▸ **STATED EXERCISE**: Give only the number of lines in the data that include the string "Inventur".

▸ **DATA TO PROCESS**:
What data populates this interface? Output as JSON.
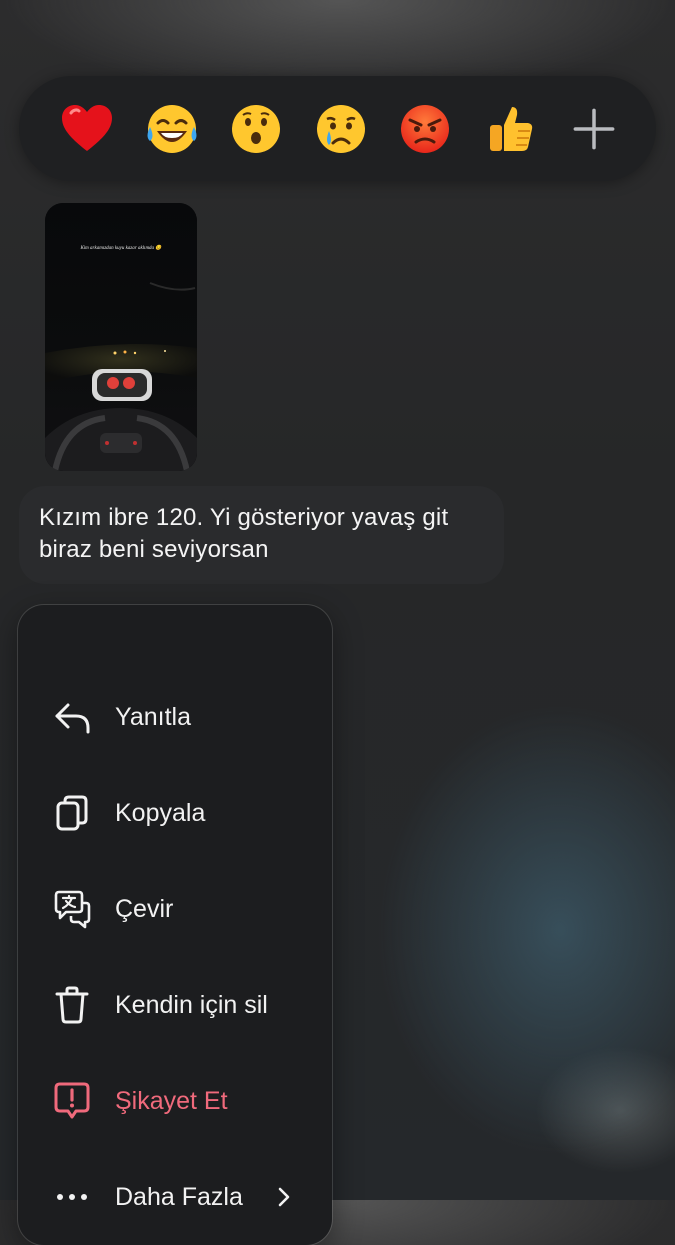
{
  "reactions": [
    {
      "icon": "red-heart-emoji"
    },
    {
      "icon": "tears-of-joy-emoji"
    },
    {
      "icon": "surprised-face-emoji"
    },
    {
      "icon": "crying-face-emoji"
    },
    {
      "icon": "angry-face-emoji"
    },
    {
      "icon": "thumbs-up-emoji"
    }
  ],
  "add_reaction_icon": "plus-icon",
  "story_preview": {
    "caption": "Kim arkamızdan kuyu kazar aklımda 😏"
  },
  "message": {
    "text": "Kızım ibre 120. Yi gösteriyor yavaş git biraz beni seviyorsan"
  },
  "menu": {
    "items": [
      {
        "label": "Yanıtla",
        "icon": "reply-arrow-icon"
      },
      {
        "label": "Kopyala",
        "icon": "copy-icon"
      },
      {
        "label": "Çevir",
        "icon": "translate-icon"
      },
      {
        "label": "Kendin için sil",
        "icon": "trash-icon"
      },
      {
        "label": "Şikayet Et",
        "icon": "report-icon"
      },
      {
        "label": "Daha Fazla",
        "icon": "more-dots-icon"
      }
    ]
  },
  "colors": {
    "danger": "#f06a7c",
    "menu_bg": "#1c1d1f",
    "bubble_bg": "#2a2b2d"
  }
}
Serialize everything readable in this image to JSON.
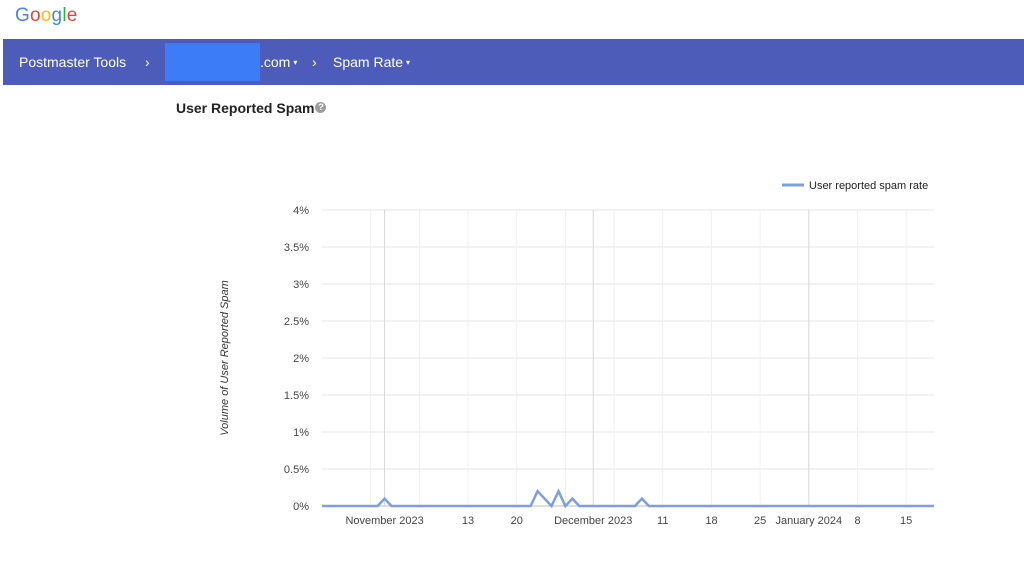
{
  "logo": {
    "letters": [
      "G",
      "o",
      "o",
      "g",
      "l",
      "e"
    ],
    "colors": [
      "#4285f4",
      "#ea4335",
      "#fbbc05",
      "#4285f4",
      "#34a853",
      "#ea4335"
    ]
  },
  "topbar": {
    "color": "#4c5cb8",
    "app_title": "Postmaster Tools",
    "separator": "›",
    "domain_suffix": ".com",
    "section": "Spam Rate",
    "caret": "▾"
  },
  "page": {
    "title": "User Reported Spam"
  },
  "chart_data": {
    "type": "line",
    "ylabel": "Volume of User Reported Spam",
    "yticks": [
      "0%",
      "0.5%",
      "1%",
      "1.5%",
      "2%",
      "2.5%",
      "3%",
      "3.5%",
      "4%"
    ],
    "ylim": [
      0,
      4
    ],
    "grid": true,
    "legend_position": "top-right",
    "x_range": [
      "2023-10-23",
      "2024-01-19"
    ],
    "xticks": [
      {
        "date": "2023-11-01",
        "label": "November 2023",
        "major": true
      },
      {
        "date": "2023-11-13",
        "label": "13",
        "major": false
      },
      {
        "date": "2023-11-20",
        "label": "20",
        "major": false
      },
      {
        "date": "2023-12-01",
        "label": "December 2023",
        "major": true
      },
      {
        "date": "2023-12-11",
        "label": "11",
        "major": false
      },
      {
        "date": "2023-12-18",
        "label": "18",
        "major": false
      },
      {
        "date": "2023-12-25",
        "label": "25",
        "major": false
      },
      {
        "date": "2024-01-01",
        "label": "January 2024",
        "major": true
      },
      {
        "date": "2024-01-08",
        "label": "8",
        "major": false
      },
      {
        "date": "2024-01-15",
        "label": "15",
        "major": false
      }
    ],
    "series": [
      {
        "name": "User reported spam rate",
        "color": "#7b9ee6",
        "points": [
          {
            "x": "2023-10-23",
            "y": 0
          },
          {
            "x": "2023-10-31",
            "y": 0
          },
          {
            "x": "2023-11-01",
            "y": 0.1
          },
          {
            "x": "2023-11-02",
            "y": 0
          },
          {
            "x": "2023-11-22",
            "y": 0
          },
          {
            "x": "2023-11-23",
            "y": 0.2
          },
          {
            "x": "2023-11-25",
            "y": 0
          },
          {
            "x": "2023-11-26",
            "y": 0.2
          },
          {
            "x": "2023-11-27",
            "y": 0
          },
          {
            "x": "2023-11-28",
            "y": 0.1
          },
          {
            "x": "2023-11-29",
            "y": 0
          },
          {
            "x": "2023-12-07",
            "y": 0
          },
          {
            "x": "2023-12-08",
            "y": 0.1
          },
          {
            "x": "2023-12-09",
            "y": 0
          },
          {
            "x": "2024-01-19",
            "y": 0
          }
        ]
      }
    ]
  }
}
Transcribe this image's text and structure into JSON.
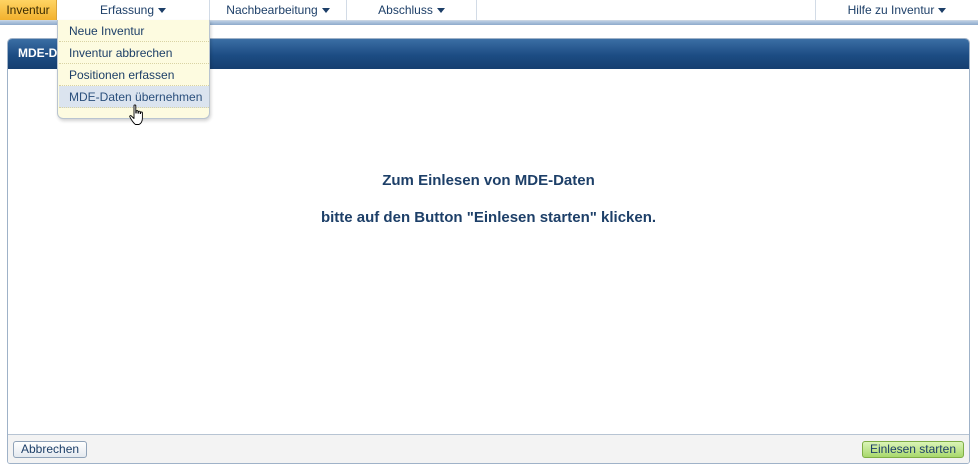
{
  "menubar": {
    "items": [
      {
        "label": "Inventur",
        "active": true
      },
      {
        "label": "Erfassung"
      },
      {
        "label": "Nachbearbeitung"
      },
      {
        "label": "Abschluss"
      }
    ],
    "help_label": "Hilfe zu Inventur"
  },
  "dropdown": {
    "items": [
      {
        "label": "Neue Inventur"
      },
      {
        "label": "Inventur abbrechen"
      },
      {
        "label": "Positionen erfassen"
      },
      {
        "label": "MDE-Daten übernehmen",
        "hovered": true
      }
    ]
  },
  "panel": {
    "title": "MDE-Da",
    "message_line1": "Zum Einlesen von MDE-Daten",
    "message_line2": "bitte auf den Button \"Einlesen starten\" klicken."
  },
  "footer": {
    "cancel_label": "Abbrechen",
    "start_label": "Einlesen starten"
  },
  "colors": {
    "active_menu": "#f2b12e",
    "header_blue": "#1c4c83",
    "dropdown_bg": "#fdfbe0",
    "start_button": "#a8d86c",
    "text": "#1d3f68"
  },
  "icons": {
    "menu_caret": "chevron-down-icon",
    "cursor": "hand-pointer-icon"
  }
}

▸ **EXERCISE RESULT**: 4